_Material supplied_
────

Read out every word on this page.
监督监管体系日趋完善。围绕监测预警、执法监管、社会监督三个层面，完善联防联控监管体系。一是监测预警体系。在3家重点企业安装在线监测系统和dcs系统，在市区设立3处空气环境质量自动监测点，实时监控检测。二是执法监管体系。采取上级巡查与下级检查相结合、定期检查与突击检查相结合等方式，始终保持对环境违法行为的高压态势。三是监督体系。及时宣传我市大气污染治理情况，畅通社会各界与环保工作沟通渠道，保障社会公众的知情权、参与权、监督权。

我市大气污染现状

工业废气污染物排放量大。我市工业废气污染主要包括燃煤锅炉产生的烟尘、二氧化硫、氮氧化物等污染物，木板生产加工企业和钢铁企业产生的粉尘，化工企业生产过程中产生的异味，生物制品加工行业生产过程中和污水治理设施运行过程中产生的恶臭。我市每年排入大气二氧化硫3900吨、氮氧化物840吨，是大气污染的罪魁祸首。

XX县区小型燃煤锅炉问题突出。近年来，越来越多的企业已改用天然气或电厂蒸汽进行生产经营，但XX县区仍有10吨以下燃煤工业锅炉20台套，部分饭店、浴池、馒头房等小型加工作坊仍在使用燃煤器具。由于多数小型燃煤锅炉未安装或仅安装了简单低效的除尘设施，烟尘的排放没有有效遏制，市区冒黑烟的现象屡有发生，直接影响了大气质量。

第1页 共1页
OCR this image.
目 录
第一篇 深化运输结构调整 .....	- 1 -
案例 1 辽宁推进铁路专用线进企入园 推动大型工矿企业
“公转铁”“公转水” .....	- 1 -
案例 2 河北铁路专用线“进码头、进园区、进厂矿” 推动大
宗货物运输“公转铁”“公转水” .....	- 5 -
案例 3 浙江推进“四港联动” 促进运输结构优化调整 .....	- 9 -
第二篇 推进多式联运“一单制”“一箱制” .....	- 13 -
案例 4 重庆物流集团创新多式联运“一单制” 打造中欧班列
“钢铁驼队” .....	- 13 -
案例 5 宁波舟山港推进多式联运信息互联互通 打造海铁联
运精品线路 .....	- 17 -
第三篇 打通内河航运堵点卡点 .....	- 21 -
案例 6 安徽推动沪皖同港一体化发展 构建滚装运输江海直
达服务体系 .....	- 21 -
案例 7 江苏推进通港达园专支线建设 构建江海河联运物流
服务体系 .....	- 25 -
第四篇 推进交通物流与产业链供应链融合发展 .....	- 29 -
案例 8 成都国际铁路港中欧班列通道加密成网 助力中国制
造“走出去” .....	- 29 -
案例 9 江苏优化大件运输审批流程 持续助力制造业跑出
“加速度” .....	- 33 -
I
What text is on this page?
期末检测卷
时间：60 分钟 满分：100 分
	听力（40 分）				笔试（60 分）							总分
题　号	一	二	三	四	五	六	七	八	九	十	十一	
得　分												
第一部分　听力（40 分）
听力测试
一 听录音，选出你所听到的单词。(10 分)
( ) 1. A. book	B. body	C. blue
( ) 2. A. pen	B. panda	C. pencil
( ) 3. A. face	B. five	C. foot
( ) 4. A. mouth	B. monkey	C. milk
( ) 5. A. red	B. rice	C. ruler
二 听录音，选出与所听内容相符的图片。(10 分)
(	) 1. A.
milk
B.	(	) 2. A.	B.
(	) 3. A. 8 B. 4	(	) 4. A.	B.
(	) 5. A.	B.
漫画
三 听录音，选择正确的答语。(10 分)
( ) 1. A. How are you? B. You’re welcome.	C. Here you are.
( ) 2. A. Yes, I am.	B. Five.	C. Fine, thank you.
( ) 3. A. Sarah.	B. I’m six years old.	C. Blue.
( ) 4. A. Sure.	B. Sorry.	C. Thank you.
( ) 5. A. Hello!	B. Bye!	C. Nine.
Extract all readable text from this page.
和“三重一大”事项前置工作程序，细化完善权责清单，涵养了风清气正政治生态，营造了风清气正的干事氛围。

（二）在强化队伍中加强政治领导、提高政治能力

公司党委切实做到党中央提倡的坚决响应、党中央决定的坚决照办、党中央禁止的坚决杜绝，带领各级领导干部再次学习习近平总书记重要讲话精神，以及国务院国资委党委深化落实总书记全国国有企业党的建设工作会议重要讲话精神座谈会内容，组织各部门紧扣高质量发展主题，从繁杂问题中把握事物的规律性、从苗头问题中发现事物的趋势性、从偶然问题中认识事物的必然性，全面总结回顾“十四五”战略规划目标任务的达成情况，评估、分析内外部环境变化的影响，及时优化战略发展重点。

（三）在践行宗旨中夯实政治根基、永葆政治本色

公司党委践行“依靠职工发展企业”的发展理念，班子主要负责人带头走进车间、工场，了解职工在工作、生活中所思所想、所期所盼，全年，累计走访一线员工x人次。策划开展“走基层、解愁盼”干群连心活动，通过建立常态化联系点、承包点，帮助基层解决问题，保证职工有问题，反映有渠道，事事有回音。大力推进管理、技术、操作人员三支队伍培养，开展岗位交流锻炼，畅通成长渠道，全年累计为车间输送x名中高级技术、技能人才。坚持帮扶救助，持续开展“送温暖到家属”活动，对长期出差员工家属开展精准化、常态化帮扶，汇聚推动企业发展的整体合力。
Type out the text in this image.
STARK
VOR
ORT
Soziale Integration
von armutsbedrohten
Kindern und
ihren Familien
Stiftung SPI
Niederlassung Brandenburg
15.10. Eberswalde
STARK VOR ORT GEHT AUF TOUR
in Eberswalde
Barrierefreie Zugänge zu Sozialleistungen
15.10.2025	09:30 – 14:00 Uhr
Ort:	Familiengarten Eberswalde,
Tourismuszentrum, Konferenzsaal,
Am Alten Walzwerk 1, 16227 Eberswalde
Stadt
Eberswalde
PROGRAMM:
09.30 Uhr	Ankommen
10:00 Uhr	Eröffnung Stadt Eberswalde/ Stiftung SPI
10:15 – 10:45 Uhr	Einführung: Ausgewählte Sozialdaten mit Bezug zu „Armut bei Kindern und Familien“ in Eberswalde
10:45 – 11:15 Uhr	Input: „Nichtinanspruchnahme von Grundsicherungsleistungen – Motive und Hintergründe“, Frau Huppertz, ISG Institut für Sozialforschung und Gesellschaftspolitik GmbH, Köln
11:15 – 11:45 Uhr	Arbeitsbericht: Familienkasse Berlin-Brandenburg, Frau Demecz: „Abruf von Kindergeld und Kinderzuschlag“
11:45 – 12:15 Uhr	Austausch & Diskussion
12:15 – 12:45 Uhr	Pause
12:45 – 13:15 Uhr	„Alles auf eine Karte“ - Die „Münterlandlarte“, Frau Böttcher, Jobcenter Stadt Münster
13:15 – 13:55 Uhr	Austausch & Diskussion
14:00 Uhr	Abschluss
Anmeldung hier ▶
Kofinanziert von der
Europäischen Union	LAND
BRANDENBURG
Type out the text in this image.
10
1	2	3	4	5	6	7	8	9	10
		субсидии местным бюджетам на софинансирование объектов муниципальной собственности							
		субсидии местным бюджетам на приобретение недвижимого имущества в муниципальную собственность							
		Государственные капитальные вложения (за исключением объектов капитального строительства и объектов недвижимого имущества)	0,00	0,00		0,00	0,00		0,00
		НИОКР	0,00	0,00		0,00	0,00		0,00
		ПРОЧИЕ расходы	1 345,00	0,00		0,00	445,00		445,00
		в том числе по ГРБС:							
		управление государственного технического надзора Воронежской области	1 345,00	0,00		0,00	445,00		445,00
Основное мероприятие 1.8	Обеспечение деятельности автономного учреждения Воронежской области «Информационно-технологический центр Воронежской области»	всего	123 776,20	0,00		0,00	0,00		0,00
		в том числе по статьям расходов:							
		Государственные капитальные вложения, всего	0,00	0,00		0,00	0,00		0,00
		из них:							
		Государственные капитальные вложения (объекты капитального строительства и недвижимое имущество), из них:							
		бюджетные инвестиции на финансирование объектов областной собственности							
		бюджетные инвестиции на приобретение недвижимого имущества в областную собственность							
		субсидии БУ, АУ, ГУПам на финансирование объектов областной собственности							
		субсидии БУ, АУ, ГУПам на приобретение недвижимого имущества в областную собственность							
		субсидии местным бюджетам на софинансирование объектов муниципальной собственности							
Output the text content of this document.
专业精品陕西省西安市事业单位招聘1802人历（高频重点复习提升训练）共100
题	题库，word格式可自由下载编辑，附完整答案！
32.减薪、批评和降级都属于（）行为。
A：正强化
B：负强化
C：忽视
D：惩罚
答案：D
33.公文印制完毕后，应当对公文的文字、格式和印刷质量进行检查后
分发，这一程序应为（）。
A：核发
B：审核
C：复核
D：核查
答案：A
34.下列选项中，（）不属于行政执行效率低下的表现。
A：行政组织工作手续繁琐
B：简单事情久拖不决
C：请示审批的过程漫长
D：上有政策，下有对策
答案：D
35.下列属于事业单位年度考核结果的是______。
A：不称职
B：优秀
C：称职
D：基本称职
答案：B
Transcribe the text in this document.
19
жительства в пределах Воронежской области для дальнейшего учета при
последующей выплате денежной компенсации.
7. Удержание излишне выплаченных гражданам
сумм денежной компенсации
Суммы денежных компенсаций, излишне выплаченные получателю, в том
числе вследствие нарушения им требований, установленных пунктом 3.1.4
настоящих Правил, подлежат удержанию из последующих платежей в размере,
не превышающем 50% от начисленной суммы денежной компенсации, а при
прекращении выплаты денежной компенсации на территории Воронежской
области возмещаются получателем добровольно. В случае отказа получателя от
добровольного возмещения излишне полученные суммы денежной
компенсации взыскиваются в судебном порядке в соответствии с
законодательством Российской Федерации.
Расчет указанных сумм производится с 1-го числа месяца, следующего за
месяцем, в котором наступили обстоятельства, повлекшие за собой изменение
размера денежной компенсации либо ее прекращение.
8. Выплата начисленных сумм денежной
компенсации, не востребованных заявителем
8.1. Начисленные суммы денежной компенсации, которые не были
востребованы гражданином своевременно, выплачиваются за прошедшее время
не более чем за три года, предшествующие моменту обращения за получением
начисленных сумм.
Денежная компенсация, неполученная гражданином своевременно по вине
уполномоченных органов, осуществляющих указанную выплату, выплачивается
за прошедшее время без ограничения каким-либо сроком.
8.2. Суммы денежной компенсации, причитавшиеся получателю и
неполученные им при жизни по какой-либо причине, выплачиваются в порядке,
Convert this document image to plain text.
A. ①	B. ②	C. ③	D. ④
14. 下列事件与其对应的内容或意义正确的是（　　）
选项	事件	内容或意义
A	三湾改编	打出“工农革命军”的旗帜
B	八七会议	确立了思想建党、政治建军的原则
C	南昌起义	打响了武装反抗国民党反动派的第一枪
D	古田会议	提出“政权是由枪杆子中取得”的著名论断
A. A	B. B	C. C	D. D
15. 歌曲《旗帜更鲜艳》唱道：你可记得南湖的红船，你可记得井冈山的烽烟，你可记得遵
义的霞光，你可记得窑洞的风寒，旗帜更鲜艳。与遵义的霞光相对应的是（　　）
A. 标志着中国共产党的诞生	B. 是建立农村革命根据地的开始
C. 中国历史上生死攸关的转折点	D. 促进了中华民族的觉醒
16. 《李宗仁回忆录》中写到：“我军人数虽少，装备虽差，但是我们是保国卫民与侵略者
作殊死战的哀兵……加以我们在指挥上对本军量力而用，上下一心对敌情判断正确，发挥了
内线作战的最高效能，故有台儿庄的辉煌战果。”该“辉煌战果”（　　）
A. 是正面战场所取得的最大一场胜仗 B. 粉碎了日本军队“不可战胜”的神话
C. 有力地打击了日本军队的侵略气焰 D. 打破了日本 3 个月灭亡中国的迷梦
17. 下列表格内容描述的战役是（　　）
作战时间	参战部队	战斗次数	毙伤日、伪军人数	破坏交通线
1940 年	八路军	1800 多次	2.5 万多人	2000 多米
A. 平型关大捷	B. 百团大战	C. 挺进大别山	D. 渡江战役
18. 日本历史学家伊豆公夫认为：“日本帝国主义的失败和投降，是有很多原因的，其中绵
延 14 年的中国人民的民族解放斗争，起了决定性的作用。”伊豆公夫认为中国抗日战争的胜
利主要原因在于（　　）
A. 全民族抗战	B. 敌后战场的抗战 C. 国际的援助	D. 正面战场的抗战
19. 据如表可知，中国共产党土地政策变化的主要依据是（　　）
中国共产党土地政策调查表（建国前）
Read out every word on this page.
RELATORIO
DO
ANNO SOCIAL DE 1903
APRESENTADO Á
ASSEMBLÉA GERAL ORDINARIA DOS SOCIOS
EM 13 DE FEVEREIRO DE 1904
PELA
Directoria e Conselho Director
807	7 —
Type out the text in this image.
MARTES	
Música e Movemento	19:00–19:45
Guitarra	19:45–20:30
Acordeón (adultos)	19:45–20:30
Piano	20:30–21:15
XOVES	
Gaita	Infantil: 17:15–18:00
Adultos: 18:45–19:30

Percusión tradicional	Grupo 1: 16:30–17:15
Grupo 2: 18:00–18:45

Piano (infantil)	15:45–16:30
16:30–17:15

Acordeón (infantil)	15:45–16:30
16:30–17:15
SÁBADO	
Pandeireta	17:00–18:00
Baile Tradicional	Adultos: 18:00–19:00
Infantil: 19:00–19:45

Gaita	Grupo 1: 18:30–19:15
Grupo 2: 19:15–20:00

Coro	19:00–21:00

────

_Your objective_
List the lines of the material in which the word "вложения" occurs.

_Completed exercise_
		Государственные капитальные вложения (за исключением объектов капитального строительства и объектов недвижимого имущества)	0,00	0,00		0,00	0,00		0,00
		Государственные капитальные вложения, всего	0,00	0,00		0,00	0,00		0,00
		Государственные капитальные вложения (объекты капитального строительства и недвижимое имущество), из них:							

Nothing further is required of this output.